Assignment
Keep only those lines of the records that include the string "Receipts".
=== Section Start ===
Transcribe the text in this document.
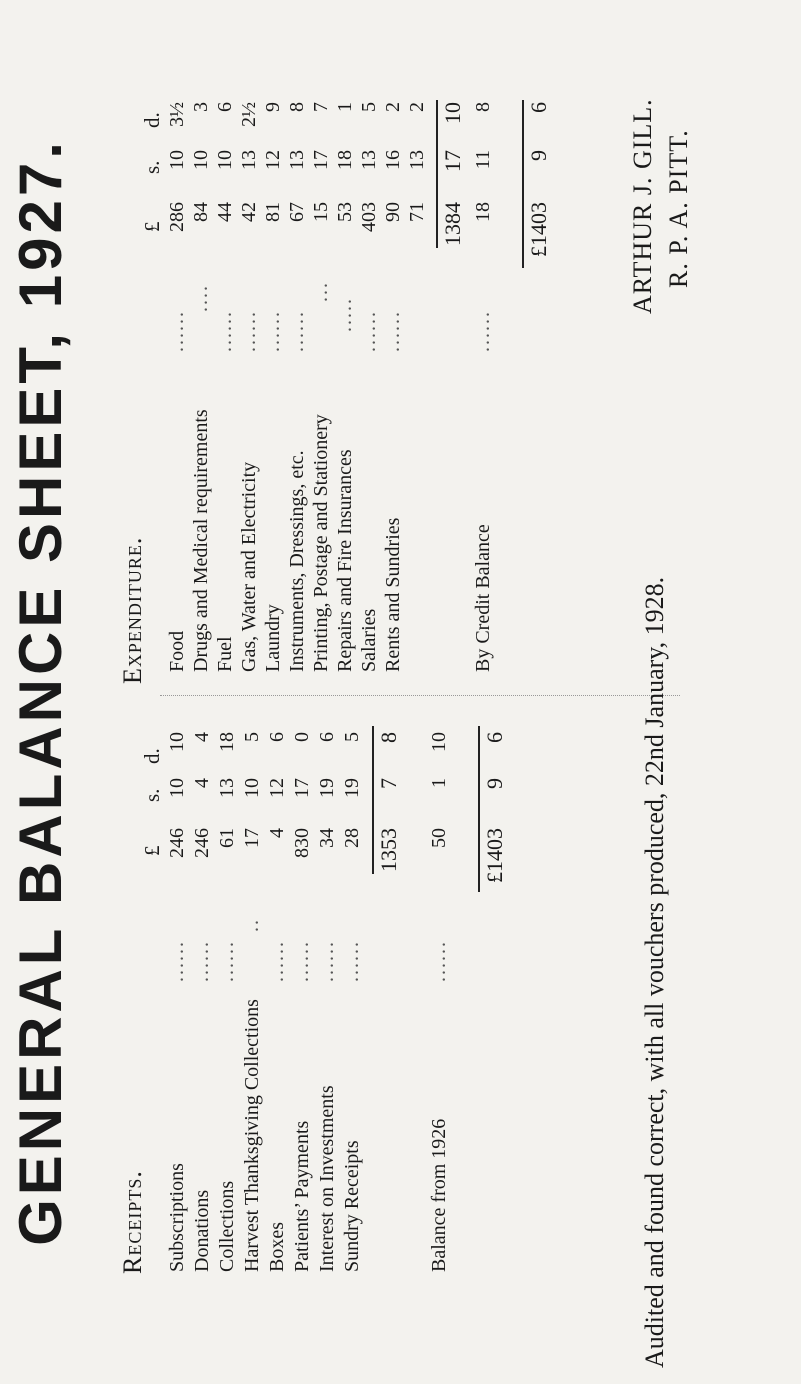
GENERAL BALANCE SHEET, 1927. Receipts.
£
s.
d.
Subscriptions
......
246
10
10
Donations
......
246
4
4
Collections
......
61
13
18
Harvest Thanksgiving Collections
..
17
10
5
Boxes
......
4
12
6
Patients’ Payments
......
830
17
0
Interest on Investments
......
34
19
6
Sundry Receipts
......
28
19
5
1353
7
8
Balance from 1926
......
50
1
10
£1403
9
6
Expenditure.
£
s.
d.
Food
......
286
10
3½
Drugs and Medical requirements
....
84
10
3
Fuel
......
44
10
6
Gas, Water and Electricity
......
42
13
2½
Laundry
......
81
12
9
Instruments, Dressings, etc.
......
67
13
8
Printing, Postage and Stationery
...
15
17
7
Repairs and Fire Insurances
.....
53
18
1
Salaries
......
403
13
5
Rents and Sundries
......
90
16
2
71
13
2
1384
17
10
By Credit Balance
......
18
11
8
£1403
9
6
Audited and found correct, with all vouchers produced, 22nd January, 1928.
ARTHUR J. GILL. R. P. A. PITT.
=== Section End ===
Solution
GENERAL BALANCE SHEET, 1927. Receipts.
Sundry Receipts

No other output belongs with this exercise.